Work required: Output the data below in full, character for character.

Listing:
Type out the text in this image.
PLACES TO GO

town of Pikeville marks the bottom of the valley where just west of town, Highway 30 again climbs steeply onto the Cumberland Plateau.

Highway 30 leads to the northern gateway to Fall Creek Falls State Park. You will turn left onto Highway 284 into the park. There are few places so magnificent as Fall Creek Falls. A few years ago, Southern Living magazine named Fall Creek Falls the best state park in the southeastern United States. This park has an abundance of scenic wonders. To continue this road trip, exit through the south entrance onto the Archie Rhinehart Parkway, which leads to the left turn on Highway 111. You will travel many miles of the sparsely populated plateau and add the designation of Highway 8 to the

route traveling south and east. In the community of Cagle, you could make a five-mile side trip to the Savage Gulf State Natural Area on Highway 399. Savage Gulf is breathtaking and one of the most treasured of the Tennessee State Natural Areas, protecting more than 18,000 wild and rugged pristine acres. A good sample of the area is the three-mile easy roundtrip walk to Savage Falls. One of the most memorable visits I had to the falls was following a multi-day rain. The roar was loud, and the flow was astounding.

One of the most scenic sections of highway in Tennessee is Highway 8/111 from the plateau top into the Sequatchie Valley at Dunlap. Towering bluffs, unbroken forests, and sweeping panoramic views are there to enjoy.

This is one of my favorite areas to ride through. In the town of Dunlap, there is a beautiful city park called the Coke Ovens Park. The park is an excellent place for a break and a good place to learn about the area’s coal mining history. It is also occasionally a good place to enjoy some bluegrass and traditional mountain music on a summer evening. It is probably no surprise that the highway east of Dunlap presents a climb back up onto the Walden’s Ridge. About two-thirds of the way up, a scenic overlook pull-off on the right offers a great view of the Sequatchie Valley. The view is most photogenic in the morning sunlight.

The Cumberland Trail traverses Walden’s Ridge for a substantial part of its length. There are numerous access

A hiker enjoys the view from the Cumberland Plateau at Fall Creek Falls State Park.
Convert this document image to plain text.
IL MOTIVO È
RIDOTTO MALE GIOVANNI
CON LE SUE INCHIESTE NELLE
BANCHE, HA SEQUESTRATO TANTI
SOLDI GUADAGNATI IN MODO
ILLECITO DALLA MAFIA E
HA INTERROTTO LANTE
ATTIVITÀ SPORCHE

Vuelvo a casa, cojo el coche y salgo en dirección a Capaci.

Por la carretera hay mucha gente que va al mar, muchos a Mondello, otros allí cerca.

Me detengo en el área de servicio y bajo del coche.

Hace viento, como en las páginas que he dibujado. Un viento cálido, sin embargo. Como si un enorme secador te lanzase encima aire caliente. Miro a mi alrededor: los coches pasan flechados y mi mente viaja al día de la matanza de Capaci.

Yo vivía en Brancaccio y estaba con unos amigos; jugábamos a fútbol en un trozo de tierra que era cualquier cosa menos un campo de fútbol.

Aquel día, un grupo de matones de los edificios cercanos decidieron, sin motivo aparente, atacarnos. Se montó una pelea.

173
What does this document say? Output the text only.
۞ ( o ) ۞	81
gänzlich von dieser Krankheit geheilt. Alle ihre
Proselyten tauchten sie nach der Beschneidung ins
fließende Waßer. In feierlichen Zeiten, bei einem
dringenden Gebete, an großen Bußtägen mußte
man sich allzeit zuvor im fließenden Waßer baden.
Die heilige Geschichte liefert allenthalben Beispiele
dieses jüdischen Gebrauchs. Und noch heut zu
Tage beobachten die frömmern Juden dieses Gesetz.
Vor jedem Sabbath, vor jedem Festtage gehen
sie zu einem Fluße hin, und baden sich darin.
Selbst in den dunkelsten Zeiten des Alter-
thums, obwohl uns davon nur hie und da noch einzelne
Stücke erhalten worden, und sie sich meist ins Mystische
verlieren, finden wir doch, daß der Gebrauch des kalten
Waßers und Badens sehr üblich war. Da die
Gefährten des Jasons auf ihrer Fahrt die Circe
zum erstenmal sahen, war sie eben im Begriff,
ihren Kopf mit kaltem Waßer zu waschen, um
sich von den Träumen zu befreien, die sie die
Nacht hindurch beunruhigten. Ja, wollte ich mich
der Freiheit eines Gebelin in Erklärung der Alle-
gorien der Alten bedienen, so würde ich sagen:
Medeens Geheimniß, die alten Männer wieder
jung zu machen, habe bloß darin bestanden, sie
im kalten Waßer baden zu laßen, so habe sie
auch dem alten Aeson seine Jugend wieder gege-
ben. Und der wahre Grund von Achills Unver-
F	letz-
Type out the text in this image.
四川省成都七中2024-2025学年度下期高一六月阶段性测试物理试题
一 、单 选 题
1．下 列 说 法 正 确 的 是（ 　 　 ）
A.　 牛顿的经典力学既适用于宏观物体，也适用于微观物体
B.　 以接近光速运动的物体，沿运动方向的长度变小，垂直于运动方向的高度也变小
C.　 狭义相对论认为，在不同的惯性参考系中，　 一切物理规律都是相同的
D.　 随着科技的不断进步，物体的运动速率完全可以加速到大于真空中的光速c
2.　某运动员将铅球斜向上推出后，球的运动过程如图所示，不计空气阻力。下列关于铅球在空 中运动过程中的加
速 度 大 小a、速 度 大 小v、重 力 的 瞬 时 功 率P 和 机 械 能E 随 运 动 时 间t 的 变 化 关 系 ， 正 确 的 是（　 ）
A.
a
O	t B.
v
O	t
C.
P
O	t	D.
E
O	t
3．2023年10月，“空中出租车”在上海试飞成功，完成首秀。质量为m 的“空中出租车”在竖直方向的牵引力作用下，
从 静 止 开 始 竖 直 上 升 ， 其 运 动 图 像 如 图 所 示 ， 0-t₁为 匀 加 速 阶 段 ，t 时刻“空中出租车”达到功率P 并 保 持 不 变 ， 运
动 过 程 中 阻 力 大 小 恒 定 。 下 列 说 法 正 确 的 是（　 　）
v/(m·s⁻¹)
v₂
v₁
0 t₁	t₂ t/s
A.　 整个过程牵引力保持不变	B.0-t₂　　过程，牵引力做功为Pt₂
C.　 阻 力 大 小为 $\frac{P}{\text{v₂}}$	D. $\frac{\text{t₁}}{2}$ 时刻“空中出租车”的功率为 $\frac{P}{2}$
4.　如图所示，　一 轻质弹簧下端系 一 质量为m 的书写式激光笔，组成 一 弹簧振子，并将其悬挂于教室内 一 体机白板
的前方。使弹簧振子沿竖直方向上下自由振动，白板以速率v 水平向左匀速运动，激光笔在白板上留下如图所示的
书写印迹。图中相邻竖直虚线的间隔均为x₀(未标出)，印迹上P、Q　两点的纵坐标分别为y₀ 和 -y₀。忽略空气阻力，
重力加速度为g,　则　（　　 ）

Solved exercise:
Type out the text in this image.
PLACES TO GO

town of Pikeville marks the bottom of the valley where just west of town, Highway 30 again climbs steeply onto the Cumberland Plateau.

Highway 30 leads to the northern gateway to Fall Creek Falls State Park. You will turn left onto Highway 284 into the park. There are few places so magnificent as Fall Creek Falls. A few years ago, Southern Living magazine named Fall Creek Falls the best state park in the southeastern United States. This park has an abundance of scenic wonders. To continue this road trip, exit through the south entrance onto the Archie Rhinehart Parkway, which leads to the left turn on Highway 111. You will travel many miles of the sparsely populated plateau and add the designation of Highway 8 to the

route traveling south and east. In the community of Cagle, you could make a five-mile side trip to the Savage Gulf State Natural Area on Highway 399. Savage Gulf is breathtaking and one of the most treasured of the Tennessee State Natural Areas, protecting more than 18,000 wild and rugged pristine acres. A good sample of the area is the three-mile easy roundtrip walk to Savage Falls. One of the most memorable visits I had to the falls was following a multi-day rain. The roar was loud, and the flow was astounding.

One of the most scenic sections of highway in Tennessee is Highway 8/111 from the plateau top into the Sequatchie Valley at Dunlap. Towering bluffs, unbroken forests, and sweeping panoramic views are there to enjoy.

This is one of my favorite areas to ride through. In the town of Dunlap, there is a beautiful city park called the Coke Ovens Park. The park is an excellent place for a break and a good place to learn about the area’s coal mining history. It is also occasionally a good place to enjoy some bluegrass and traditional mountain music on a summer evening. It is probably no surprise that the highway east of Dunlap presents a climb back up onto the Walden’s Ridge. About two-thirds of the way up, a scenic overlook pull-off on the right offers a great view of the Sequatchie Valley. The view is most photogenic in the morning sunlight.

The Cumberland Trail traverses Walden’s Ridge for a substantial part of its length. There are numerous access

A hiker enjoys the view from the Cumberland Plateau at Fall Creek Falls State Park.
Convert this document image to plain text.
IL MOTIVO È
RIDOTTO MALE GIOVANNI
CON LE SUE INCHIESTE NELLE
BANCHE, HA SEQUESTRATO TANTI
SOLDI GUADAGNATI IN MODO
ILLECITO DALLA MAFIA E
HA INTERROTTO LANTE
ATTIVITÀ SPORCHE

Vuelvo a casa, cojo el coche y salgo en dirección a Capaci.

Por la carretera hay mucha gente que va al mar, muchos a Mondello, otros allí cerca.

Me detengo en el área de servicio y bajo del coche.

Hace viento, como en las páginas que he dibujado. Un viento cálido, sin embargo. Como si un enorme secador te lanzase encima aire caliente. Miro a mi alrededor: los coches pasan flechados y mi mente viaja al día de la matanza de Capaci.

Yo vivía en Brancaccio y estaba con unos amigos; jugábamos a fútbol en un trozo de tierra que era cualquier cosa menos un campo de fútbol.

Aquel día, un grupo de matones de los edificios cercanos decidieron, sin motivo aparente, atacarnos. Se montó una pelea.

173
What does this document say? Output the text only.
۞ ( o ) ۞	81
gänzlich von dieser Krankheit geheilt. Alle ihre
Proselyten tauchten sie nach der Beschneidung ins
fließende Waßer. In feierlichen Zeiten, bei einem
dringenden Gebete, an großen Bußtägen mußte
man sich allzeit zuvor im fließenden Waßer baden.
Die heilige Geschichte liefert allenthalben Beispiele
dieses jüdischen Gebrauchs. Und noch heut zu
Tage beobachten die frömmern Juden dieses Gesetz.
Vor jedem Sabbath, vor jedem Festtage gehen
sie zu einem Fluße hin, und baden sich darin.
Selbst in den dunkelsten Zeiten des Alter-
thums, obwohl uns davon nur hie und da noch einzelne
Stücke erhalten worden, und sie sich meist ins Mystische
verlieren, finden wir doch, daß der Gebrauch des kalten
Waßers und Badens sehr üblich war. Da die
Gefährten des Jasons auf ihrer Fahrt die Circe
zum erstenmal sahen, war sie eben im Begriff,
ihren Kopf mit kaltem Waßer zu waschen, um
sich von den Träumen zu befreien, die sie die
Nacht hindurch beunruhigten. Ja, wollte ich mich
der Freiheit eines Gebelin in Erklärung der Alle-
gorien der Alten bedienen, so würde ich sagen:
Medeens Geheimniß, die alten Männer wieder
jung zu machen, habe bloß darin bestanden, sie
im kalten Waßer baden zu laßen, so habe sie
auch dem alten Aeson seine Jugend wieder gege-
ben. Und der wahre Grund von Achills Unver-
F	letz-
Type out the text in this image.
四川省成都七中2024-2025学年度下期高一六月阶段性测试物理试题
一 、单 选 题
1．下 列 说 法 正 确 的 是（ 　 　 ）
A.　 牛顿的经典力学既适用于宏观物体，也适用于微观物体
B.　 以接近光速运动的物体，沿运动方向的长度变小，垂直于运动方向的高度也变小
C.　 狭义相对论认为，在不同的惯性参考系中，　 一切物理规律都是相同的
D.　 随着科技的不断进步，物体的运动速率完全可以加速到大于真空中的光速c
2.　某运动员将铅球斜向上推出后，球的运动过程如图所示，不计空气阻力。下列关于铅球在空 中运动过程中的加
速 度 大 小a、速 度 大 小v、重 力 的 瞬 时 功 率P 和 机 械 能E 随 运 动 时 间t 的 变 化 关 系 ， 正 确 的 是（　 ）
A.
a
O	t B.
v
O	t
C.
P
O	t	D.
E
O	t
3．2023年10月，“空中出租车”在上海试飞成功，完成首秀。质量为m 的“空中出租车”在竖直方向的牵引力作用下，
从 静 止 开 始 竖 直 上 升 ， 其 运 动 图 像 如 图 所 示 ， 0-t₁为 匀 加 速 阶 段 ，t 时刻“空中出租车”达到功率P 并 保 持 不 变 ， 运
动 过 程 中 阻 力 大 小 恒 定 。 下 列 说 法 正 确 的 是（　 　）
v/(m·s⁻¹)
v₂
v₁
0 t₁	t₂ t/s
A.　 整个过程牵引力保持不变	B.0-t₂　　过程，牵引力做功为Pt₂
C.　 阻 力 大 小为 $\frac{P}{\text{v₂}}$	D. $\frac{\text{t₁}}{2}$ 时刻“空中出租车”的功率为 $\frac{P}{2}$
4.　如图所示，　一 轻质弹簧下端系 一 质量为m 的书写式激光笔，组成 一 弹簧振子，并将其悬挂于教室内 一 体机白板
的前方。使弹簧振子沿竖直方向上下自由振动，白板以速率v 水平向左匀速运动，激光笔在白板上留下如图所示的
书写印迹。图中相邻竖直虚线的间隔均为x₀(未标出)，印迹上P、Q　两点的纵坐标分别为y₀ 和 -y₀。忽略空气阻力，
重力加速度为g,　则　（　　 ）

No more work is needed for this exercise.